[PROBLEM STATEMENT]
All of the data should be repeated exactly; pictures are not part of the copy.

Saved entries:
- - - -

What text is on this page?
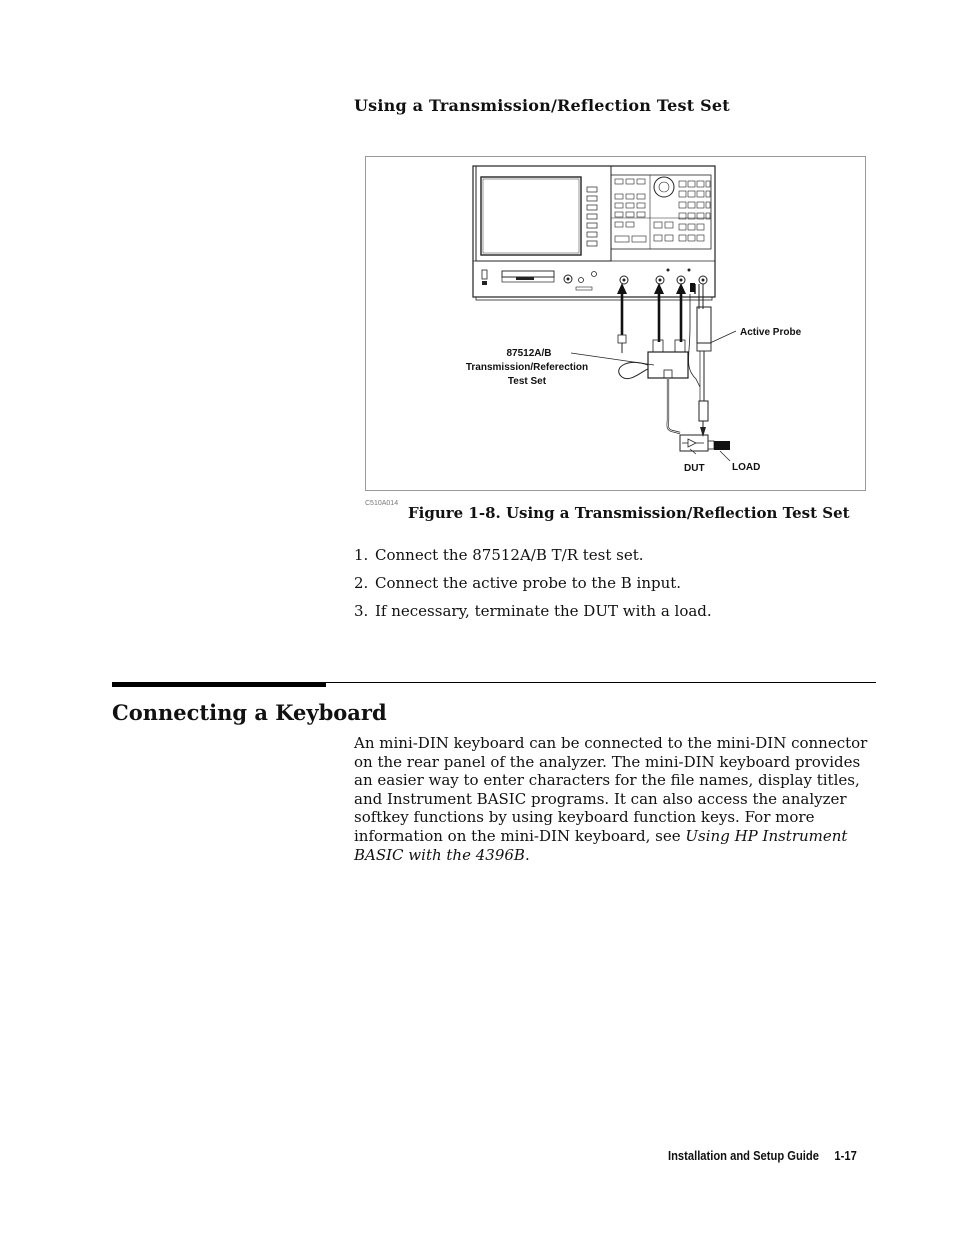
Using a Transmission/Reflection Test Set
Active Probe
87512A/B
Transmission/Referection
Test Set
DUT	LOAD
C510A014
Figure 1-8. Using a Transmission/Reflection Test Set
1. Connect the 87512A/B T/R test set.
2. Connect the active probe to the B input.
3. If necessary, terminate the DUT with a load.
Connecting a Keyboard
An mini-DIN keyboard can be connected to the mini-DIN connector on the rear panel of the analyzer. The mini-DIN keyboard provides an easier way to enter characters for the file names, display titles, and Instrument BASIC programs. It can also access the analyzer softkey functions by using keyboard function keys. For more information on the mini-DIN keyboard, see Using HP Instrument BASIC with the 4396B.
Installation and Setup Guide 1-17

- - - -

[COMPLETED EXERCISE]
What text is on this page?
Using a Transmission/Reflection Test Set
Active Probe
87512A/B
Transmission/Referection
Test Set
DUT	LOAD
C510A014
Figure 1-8. Using a Transmission/Reflection Test Set
1. Connect the 87512A/B T/R test set.
2. Connect the active probe to the B input.
3. If necessary, terminate the DUT with a load.
Connecting a Keyboard
An mini-DIN keyboard can be connected to the mini-DIN connector on the rear panel of the analyzer. The mini-DIN keyboard provides an easier way to enter characters for the file names, display titles, and Instrument BASIC programs. It can also access the analyzer softkey functions by using keyboard function keys. For more information on the mini-DIN keyboard, see Using HP Instrument BASIC with the 4396B.
Installation and Setup Guide 1-17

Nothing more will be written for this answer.